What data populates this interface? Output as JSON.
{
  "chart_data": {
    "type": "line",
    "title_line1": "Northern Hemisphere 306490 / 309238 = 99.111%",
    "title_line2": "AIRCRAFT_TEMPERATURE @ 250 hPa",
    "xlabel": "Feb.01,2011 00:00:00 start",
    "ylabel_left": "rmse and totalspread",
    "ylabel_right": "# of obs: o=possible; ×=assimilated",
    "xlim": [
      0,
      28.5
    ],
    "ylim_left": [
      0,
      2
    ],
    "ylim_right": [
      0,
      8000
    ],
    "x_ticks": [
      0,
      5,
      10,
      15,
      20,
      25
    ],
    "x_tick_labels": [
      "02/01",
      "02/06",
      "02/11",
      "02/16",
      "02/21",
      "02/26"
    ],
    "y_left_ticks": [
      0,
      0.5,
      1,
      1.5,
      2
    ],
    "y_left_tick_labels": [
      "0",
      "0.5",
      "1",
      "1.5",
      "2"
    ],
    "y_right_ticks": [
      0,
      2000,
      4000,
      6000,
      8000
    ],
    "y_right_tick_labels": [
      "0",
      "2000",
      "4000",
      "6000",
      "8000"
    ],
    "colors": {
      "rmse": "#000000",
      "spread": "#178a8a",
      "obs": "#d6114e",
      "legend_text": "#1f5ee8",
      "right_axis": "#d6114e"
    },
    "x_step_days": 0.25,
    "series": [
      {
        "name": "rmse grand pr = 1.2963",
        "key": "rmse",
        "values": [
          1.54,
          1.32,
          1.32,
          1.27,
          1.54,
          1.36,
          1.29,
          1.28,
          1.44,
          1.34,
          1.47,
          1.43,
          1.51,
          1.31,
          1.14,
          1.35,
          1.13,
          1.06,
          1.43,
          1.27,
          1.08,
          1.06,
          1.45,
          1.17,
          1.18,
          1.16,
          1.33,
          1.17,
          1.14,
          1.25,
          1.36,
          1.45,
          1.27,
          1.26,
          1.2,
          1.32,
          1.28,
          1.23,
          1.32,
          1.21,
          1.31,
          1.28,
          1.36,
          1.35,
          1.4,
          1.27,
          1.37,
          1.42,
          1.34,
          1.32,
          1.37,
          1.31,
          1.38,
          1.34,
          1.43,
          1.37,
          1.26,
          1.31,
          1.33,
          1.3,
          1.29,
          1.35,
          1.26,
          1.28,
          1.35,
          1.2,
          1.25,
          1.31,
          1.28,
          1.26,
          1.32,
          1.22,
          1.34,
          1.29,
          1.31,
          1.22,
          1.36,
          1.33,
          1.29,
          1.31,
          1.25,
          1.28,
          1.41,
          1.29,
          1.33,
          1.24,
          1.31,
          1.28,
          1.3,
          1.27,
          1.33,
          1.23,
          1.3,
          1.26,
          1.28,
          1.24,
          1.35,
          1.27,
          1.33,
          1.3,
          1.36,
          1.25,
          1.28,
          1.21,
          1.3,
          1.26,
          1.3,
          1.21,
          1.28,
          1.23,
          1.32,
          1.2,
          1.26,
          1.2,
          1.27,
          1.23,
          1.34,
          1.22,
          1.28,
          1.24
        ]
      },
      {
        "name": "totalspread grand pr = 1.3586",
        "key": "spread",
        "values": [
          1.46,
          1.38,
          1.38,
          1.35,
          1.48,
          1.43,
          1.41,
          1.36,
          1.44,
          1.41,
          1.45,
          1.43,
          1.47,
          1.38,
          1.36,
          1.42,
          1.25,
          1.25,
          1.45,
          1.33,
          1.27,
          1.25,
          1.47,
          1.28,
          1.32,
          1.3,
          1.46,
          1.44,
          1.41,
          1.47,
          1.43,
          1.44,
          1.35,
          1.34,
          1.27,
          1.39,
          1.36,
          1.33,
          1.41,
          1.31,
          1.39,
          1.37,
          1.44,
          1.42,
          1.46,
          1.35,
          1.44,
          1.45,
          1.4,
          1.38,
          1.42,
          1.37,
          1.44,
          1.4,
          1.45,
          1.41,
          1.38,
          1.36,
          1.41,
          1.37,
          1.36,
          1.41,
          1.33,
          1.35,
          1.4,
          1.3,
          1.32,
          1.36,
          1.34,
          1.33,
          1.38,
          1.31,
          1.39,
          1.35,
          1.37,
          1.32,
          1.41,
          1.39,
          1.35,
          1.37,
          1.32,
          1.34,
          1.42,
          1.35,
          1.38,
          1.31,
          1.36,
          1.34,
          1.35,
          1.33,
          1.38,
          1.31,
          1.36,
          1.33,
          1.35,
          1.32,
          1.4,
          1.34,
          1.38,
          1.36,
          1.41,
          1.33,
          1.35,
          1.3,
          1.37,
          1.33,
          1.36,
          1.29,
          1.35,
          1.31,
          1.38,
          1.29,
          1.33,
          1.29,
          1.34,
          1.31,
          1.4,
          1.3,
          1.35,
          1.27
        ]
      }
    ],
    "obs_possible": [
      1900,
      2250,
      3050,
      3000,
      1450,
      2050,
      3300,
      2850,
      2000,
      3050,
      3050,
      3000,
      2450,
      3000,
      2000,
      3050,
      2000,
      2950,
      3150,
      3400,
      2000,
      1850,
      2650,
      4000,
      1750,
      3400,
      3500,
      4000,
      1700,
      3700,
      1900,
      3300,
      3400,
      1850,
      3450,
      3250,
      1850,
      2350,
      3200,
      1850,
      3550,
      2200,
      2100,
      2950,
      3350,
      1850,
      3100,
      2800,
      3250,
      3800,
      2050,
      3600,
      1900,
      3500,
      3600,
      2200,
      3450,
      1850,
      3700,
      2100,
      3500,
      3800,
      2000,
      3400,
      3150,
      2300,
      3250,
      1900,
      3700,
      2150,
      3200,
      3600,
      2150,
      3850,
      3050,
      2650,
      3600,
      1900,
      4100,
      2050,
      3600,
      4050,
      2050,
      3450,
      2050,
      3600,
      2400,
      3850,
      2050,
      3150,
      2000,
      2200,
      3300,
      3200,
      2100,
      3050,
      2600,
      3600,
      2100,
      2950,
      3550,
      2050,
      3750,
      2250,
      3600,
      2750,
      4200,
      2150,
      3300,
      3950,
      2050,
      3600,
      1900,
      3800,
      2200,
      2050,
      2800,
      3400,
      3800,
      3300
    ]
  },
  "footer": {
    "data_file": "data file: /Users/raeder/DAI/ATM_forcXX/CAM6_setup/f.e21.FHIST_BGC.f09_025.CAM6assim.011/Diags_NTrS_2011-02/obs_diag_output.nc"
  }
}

## Task to complete
Nothing but a number is needed here: how many lines hold the string "rmse"?

## Answer below
4